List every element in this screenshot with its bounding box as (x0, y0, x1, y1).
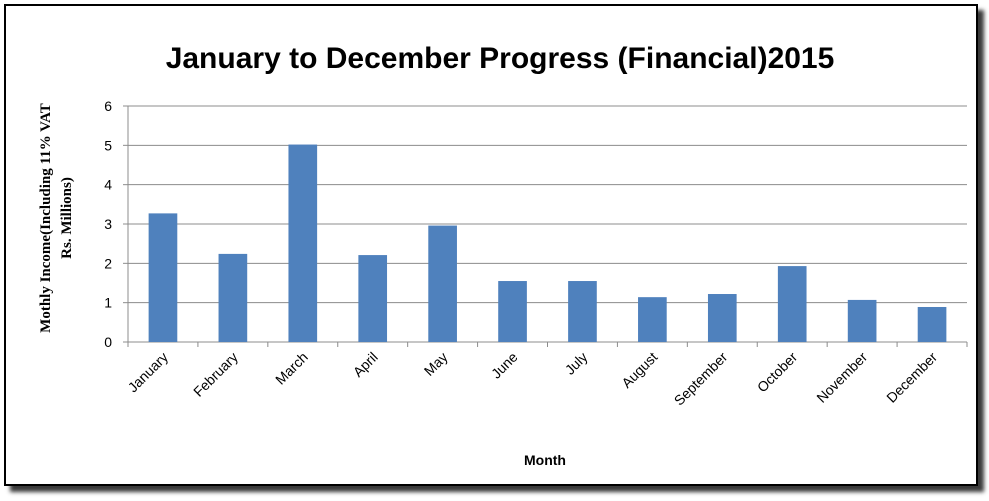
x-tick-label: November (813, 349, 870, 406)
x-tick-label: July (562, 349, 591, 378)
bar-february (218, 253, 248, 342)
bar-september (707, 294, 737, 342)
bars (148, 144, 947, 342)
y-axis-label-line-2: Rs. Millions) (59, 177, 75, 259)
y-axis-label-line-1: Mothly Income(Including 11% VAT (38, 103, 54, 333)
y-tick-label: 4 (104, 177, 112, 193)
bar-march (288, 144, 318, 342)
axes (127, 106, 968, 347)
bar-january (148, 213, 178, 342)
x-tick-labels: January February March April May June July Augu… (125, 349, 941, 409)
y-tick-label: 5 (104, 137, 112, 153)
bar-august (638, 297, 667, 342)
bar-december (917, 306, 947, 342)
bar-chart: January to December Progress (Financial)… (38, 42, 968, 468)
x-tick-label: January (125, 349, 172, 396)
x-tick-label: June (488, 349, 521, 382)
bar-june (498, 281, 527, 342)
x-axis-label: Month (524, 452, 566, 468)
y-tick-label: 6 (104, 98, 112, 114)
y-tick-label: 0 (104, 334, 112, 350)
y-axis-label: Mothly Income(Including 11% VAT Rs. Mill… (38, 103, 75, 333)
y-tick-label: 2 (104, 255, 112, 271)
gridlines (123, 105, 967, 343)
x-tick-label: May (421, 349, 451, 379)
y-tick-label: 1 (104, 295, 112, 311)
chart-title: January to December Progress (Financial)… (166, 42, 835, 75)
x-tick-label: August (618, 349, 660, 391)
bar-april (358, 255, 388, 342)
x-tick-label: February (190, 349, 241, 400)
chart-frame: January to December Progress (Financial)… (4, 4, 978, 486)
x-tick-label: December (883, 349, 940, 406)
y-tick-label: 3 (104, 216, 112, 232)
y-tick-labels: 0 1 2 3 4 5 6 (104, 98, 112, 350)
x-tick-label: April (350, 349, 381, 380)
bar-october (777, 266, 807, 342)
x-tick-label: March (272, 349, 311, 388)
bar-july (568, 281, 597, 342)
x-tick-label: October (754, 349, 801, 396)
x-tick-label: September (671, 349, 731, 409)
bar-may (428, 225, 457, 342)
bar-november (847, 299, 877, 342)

-.-.-

> WHAT YOU ARE ASKED TO DO: Transcribe all of the material above verbatim, from its first line to its last, omitting the picture.

> THE SOLUTION:
List every element in this screenshot with its bounding box as (x0, y0, x1, y1).
x-tick-label: November (813, 349, 870, 406)
x-tick-label: July (562, 349, 591, 378)
bar-february (218, 253, 248, 342)
bar-september (707, 294, 737, 342)
bars (148, 144, 947, 342)
y-axis-label-line-2: Rs. Millions) (59, 177, 75, 259)
y-axis-label-line-1: Mothly Income(Including 11% VAT (38, 103, 54, 333)
y-tick-label: 4 (104, 177, 112, 193)
bar-march (288, 144, 318, 342)
axes (127, 106, 968, 347)
bar-january (148, 213, 178, 342)
x-tick-labels: January February March April May June July Augu… (125, 349, 941, 409)
y-tick-label: 5 (104, 137, 112, 153)
bar-august (638, 297, 667, 342)
bar-december (917, 306, 947, 342)
bar-chart: January to December Progress (Financial)… (38, 42, 968, 468)
x-tick-label: January (125, 349, 172, 396)
x-tick-label: June (488, 349, 521, 382)
bar-june (498, 281, 527, 342)
x-axis-label: Month (524, 452, 566, 468)
y-tick-label: 6 (104, 98, 112, 114)
y-tick-label: 0 (104, 334, 112, 350)
y-axis-label: Mothly Income(Including 11% VAT Rs. Mill… (38, 103, 75, 333)
y-tick-label: 2 (104, 255, 112, 271)
gridlines (123, 105, 967, 343)
x-tick-label: May (421, 349, 451, 379)
y-tick-label: 1 (104, 295, 112, 311)
chart-title: January to December Progress (Financial)… (166, 42, 835, 75)
x-tick-label: August (618, 349, 660, 391)
bar-april (358, 255, 388, 342)
x-tick-label: February (190, 349, 241, 400)
chart-frame: January to December Progress (Financial)… (4, 4, 978, 486)
x-tick-label: December (883, 349, 940, 406)
y-tick-label: 3 (104, 216, 112, 232)
y-tick-labels: 0 1 2 3 4 5 6 (104, 98, 112, 350)
x-tick-label: April (350, 349, 381, 380)
bar-october (777, 266, 807, 342)
x-tick-label: March (272, 349, 311, 388)
bar-july (568, 281, 597, 342)
x-tick-label: October (754, 349, 801, 396)
x-tick-label: September (671, 349, 731, 409)
bar-may (428, 225, 457, 342)
bar-november (847, 299, 877, 342)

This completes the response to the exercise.